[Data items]
________________________________________

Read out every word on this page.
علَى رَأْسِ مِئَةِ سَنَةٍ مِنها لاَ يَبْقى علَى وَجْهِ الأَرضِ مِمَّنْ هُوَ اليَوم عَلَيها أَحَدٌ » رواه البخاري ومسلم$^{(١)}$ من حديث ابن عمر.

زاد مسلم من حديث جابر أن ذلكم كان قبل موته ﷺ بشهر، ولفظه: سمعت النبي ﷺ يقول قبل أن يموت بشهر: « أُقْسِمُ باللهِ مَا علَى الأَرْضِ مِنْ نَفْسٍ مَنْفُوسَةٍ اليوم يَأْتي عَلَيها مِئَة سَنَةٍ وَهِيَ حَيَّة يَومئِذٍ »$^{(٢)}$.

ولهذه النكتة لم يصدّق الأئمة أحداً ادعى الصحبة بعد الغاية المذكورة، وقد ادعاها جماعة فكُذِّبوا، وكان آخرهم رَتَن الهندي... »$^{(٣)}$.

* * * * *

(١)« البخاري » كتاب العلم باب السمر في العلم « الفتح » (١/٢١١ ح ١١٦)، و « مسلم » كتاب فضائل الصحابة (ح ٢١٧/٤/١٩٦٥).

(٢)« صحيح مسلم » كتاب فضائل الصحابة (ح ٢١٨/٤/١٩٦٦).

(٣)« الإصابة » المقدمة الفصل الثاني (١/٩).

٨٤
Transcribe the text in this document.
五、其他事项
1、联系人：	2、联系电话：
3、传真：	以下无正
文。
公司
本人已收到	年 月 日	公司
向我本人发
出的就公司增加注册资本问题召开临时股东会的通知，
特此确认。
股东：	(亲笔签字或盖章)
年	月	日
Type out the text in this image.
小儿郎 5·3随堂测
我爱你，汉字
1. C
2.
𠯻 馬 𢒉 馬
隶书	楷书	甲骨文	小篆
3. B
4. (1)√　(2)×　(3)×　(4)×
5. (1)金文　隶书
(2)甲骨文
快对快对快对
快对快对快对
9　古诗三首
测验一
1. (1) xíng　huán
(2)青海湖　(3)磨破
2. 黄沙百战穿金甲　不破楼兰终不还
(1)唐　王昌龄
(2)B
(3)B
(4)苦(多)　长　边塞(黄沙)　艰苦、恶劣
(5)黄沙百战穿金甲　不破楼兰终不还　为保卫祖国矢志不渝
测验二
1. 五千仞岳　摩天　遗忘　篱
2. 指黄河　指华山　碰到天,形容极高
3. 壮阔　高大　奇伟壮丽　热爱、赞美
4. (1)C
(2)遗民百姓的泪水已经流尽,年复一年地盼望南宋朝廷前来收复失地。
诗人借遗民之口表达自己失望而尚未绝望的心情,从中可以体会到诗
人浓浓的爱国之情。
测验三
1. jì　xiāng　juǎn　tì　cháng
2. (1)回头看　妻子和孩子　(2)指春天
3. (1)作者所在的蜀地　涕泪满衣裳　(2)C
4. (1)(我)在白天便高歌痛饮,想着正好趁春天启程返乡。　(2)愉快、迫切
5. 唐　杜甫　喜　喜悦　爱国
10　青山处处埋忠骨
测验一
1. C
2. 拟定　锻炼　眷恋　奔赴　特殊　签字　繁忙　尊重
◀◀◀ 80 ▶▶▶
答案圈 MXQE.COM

________________________________________

The required output is the exact sequence of lines from the one containing "Transcribe the text in this document." through the end of the listing, both endpoints included.

> Result of the task
Transcribe the text in this document.
五、其他事项
1、联系人：	2、联系电话：
3、传真：	以下无正
文。
公司
本人已收到	年 月 日	公司
向我本人发
出的就公司增加注册资本问题召开临时股东会的通知，
特此确认。
股东：	(亲笔签字或盖章)
年	月	日
Type out the text in this image.
小儿郎 5·3随堂测
我爱你，汉字
1. C
2.
𠯻 馬 𢒉 馬
隶书	楷书	甲骨文	小篆
3. B
4. (1)√　(2)×　(3)×　(4)×
5. (1)金文　隶书
(2)甲骨文
快对快对快对
快对快对快对
9　古诗三首
测验一
1. (1) xíng　huán
(2)青海湖　(3)磨破
2. 黄沙百战穿金甲　不破楼兰终不还
(1)唐　王昌龄
(2)B
(3)B
(4)苦(多)　长　边塞(黄沙)　艰苦、恶劣
(5)黄沙百战穿金甲　不破楼兰终不还　为保卫祖国矢志不渝
测验二
1. 五千仞岳　摩天　遗忘　篱
2. 指黄河　指华山　碰到天,形容极高
3. 壮阔　高大　奇伟壮丽　热爱、赞美
4. (1)C
(2)遗民百姓的泪水已经流尽,年复一年地盼望南宋朝廷前来收复失地。
诗人借遗民之口表达自己失望而尚未绝望的心情,从中可以体会到诗
人浓浓的爱国之情。
测验三
1. jì　xiāng　juǎn　tì　cháng
2. (1)回头看　妻子和孩子　(2)指春天
3. (1)作者所在的蜀地　涕泪满衣裳　(2)C
4. (1)(我)在白天便高歌痛饮,想着正好趁春天启程返乡。　(2)愉快、迫切
5. 唐　杜甫　喜　喜悦　爱国
10　青山处处埋忠骨
测验一
1. C
2. 拟定　锻炼　眷恋　奔赴　特殊　签字　繁忙　尊重
◀◀◀ 80 ▶▶▶
答案圈 MXQE.COM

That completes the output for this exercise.